SELECTED EXCERPT:
====================

# Introducing New Bundle



## sclevenger (Nov 11, 2012)

Thought I would share a picture of two, and when the breeder sends me more, I'll update them, until she finally makes it home!! 

No name yet, Open for suggestions!!

1 Week:








2.5















We saw her today at 4 weeks, and she has changed so much. Will get updated pictures soon!


----------



## PatriciafromCO (Oct 7, 2012)

awwwww beautiful little face


----------



## RedGermanPinscher (Jun 22, 2012)

Awww what breed is she???


----------



## asc6429 (Nov 6, 2012)

what an adorable puppy ! can't wait to see more pictures


----------



## sclevenger (Nov 11, 2012)

She is a sheltie. In those pictures she still looks like a little bundle. lol. When we saw her today though at 4 weeks, her nose is starting to come out and her hair is getting fluffy. lol. AND the color will throw some people off, she is a merle color head white. The merles in her litter I've never really seen, they are such a light pewter color, very silvery. lol. I know it will darken with age, but I've never seen it so light.


----------



## Abbylynn (Jul 7, 2011)

She is really beautiful! If she were a boy I would be tempted to call her "Sterling"


----------



## Rowdy (Sep 2, 2007)

Cute puppy! I'm so glad you guys found a breeder that you like. I can't wait to see pictures as the puppy grows up.

====================

ENTRIES SUPPLIED:
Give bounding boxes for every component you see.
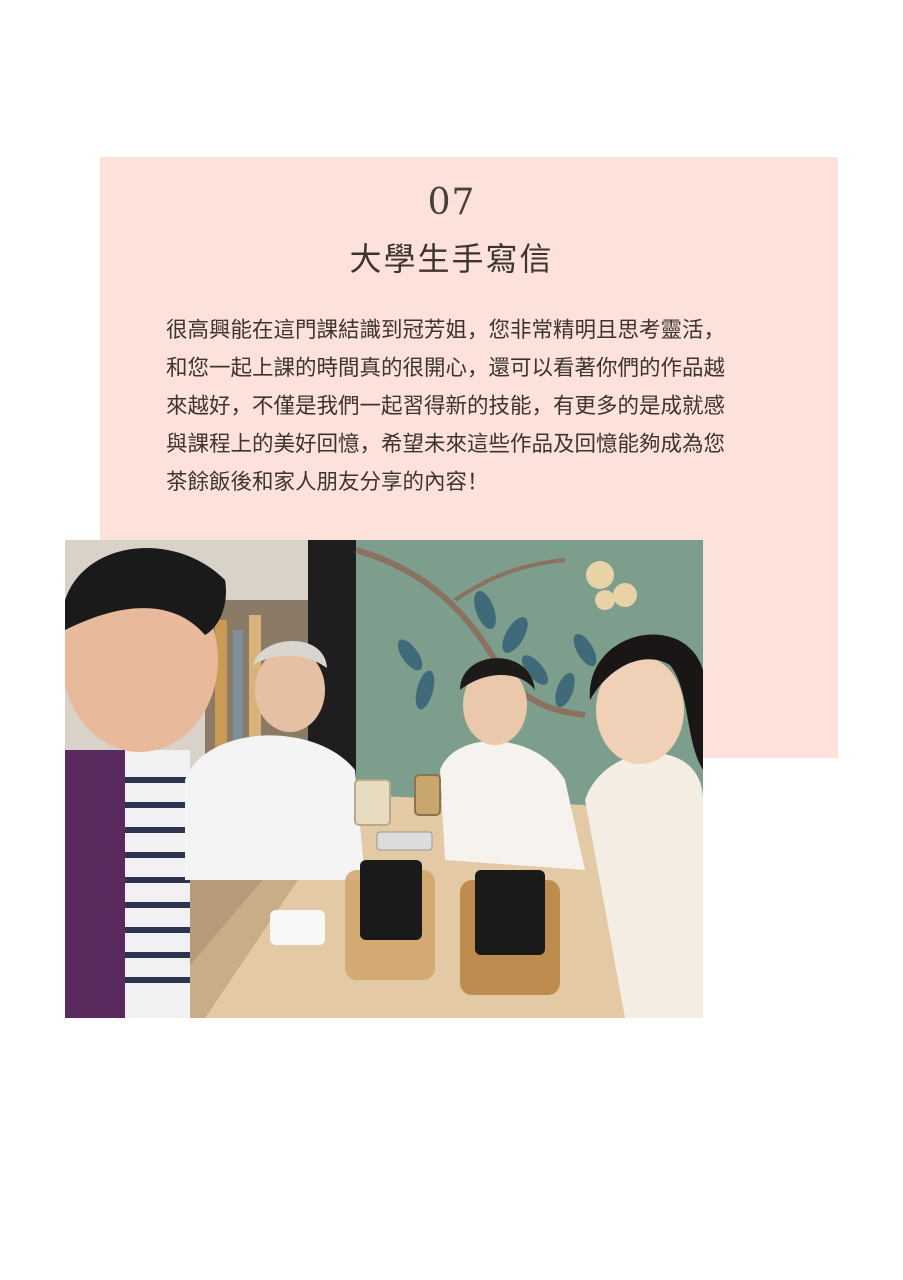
group-photo	[65, 540, 703, 1018]
letter-line: 與課程上的美好回憶，希望未來這些作品及回憶能夠成為您	[166, 432, 726, 457]
letter-line: 和您一起上課的時間真的很開心，還可以看著你們的作品越	[166, 356, 726, 381]
letter-line: 茶餘飯後和家人朋友分享的內容！	[166, 470, 489, 495]
section-title: 大學生手寫信	[349, 240, 554, 278]
group-photo-illustration	[65, 540, 703, 1018]
letter-line: 很高興能在這門課結識到冠芳姐，您非常精明且思考靈活，	[166, 318, 726, 343]
letter-line: 來越好，不僅是我們一起習得新的技能，有更多的是成就感	[166, 394, 726, 419]
section-number: 07	[427, 182, 476, 223]
letter-body: 很高興能在這門課結識到冠芳姐，您非常精明且思考靈活， 和您一起上課的時間真的很開…	[166, 312, 806, 502]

====================

SET PROBLEM 1: Reproduce the sheltie puppy thread from "She is a sheltie." to "it so light.".
SET PROBLEM 2: Carry on the sheltie puppy thread from its last post onward.

EXERCISE ANSWER 1:
She is a sheltie. In those pictures she still looks like a little bundle. lol. When we saw her today though at 4 weeks, her nose is starting to come out and her hair is getting fluffy. lol. AND the color will throw some people off, she is a merle color head white. The merles in her litter I've never really seen, they are such a light pewter color, very silvery. lol. I know it will darken with age, but I've never seen it so light.

EXERCISE ANSWER 2:
----------



## Daenerys (Jul 30, 2011)

She is precious! Here are some name suggestions. I like rare "people" names with relevant meanings for dogs, so they may not be to your taste...


Anwen - means "very beautiful" in Welsh
Thalia - derived from Greek words meaning "to blossom" (pronounced "Tall-EE-Uh")
Estelle - French version of Stella meaning "star"
Ayla - means "moonlight" or "halo" in Turkish
Blanche - from a nickname meaning "white, fair" in French
Eirian - means "bright, beautiful" in Welsh (pronounced "Air-EE-An")
Gwyneira - means "white snow" in Welsh (I had a pet rat that I named this, pronounced "Gwin-AIR-Uh")
Phoebe - means "bright, pure" in Greek

And some not-so-rare suggestions that just sound nice:

Evie
Ruby
Luna
Emma
Clara
Alice
Annie
Ella
Mabel (my mom's dog)
Cora
Lola (another of my mom's dogs)
Lily
Rose/Rosie
Edith
Lena
Lucy
Elsie
Ruthie
Susie (Susie's Law!)
Sadie
Sally
Lydia
Georgia/Georgie
Mollie
Eliza
Isis
Josie
Sophie/Sophia
Allie
Millie
Callie
Winifred (my aunt's dog, called Winnie)
Myra
Violet
Fiona
Olivia
Elsa


I'll stop for now  If you want any more just let me know!


----------



## RedGermanPinscher (Jun 22, 2012)

Although you'd never know it by my dogs' names (we see how often I get to name them) I am really into Gaelic, old engish, Native American and Magic n Myth type names..


Daenerys said:


> She is precious! Here are some name suggestions. I like rare "people" names with relevant meanings for dogs, so they may not be to your taste...
> 
> 
> Anwen - means "very beautiful" in Welsh
> ...


----------



## Daenerys (Jul 30, 2011)

RedGermanPinscher said:


> Although you'd never know it by my dogs' names (we see how often I get to name them) I am really into Gaelic, old engish, Native American and Magic n Myth type names..


Faolan's name is Irish and means "little wolf"  http://www.behindthename.com/name/faola10n

No idea if I am pronouncing it the correct gaelic way, though. I say it "FAY-oh-lawn".

And I didn't name Legend or my cats.


----------



## Petlawn (Nov 28, 2012)

She is beautiful... sorry to ask which breed is this?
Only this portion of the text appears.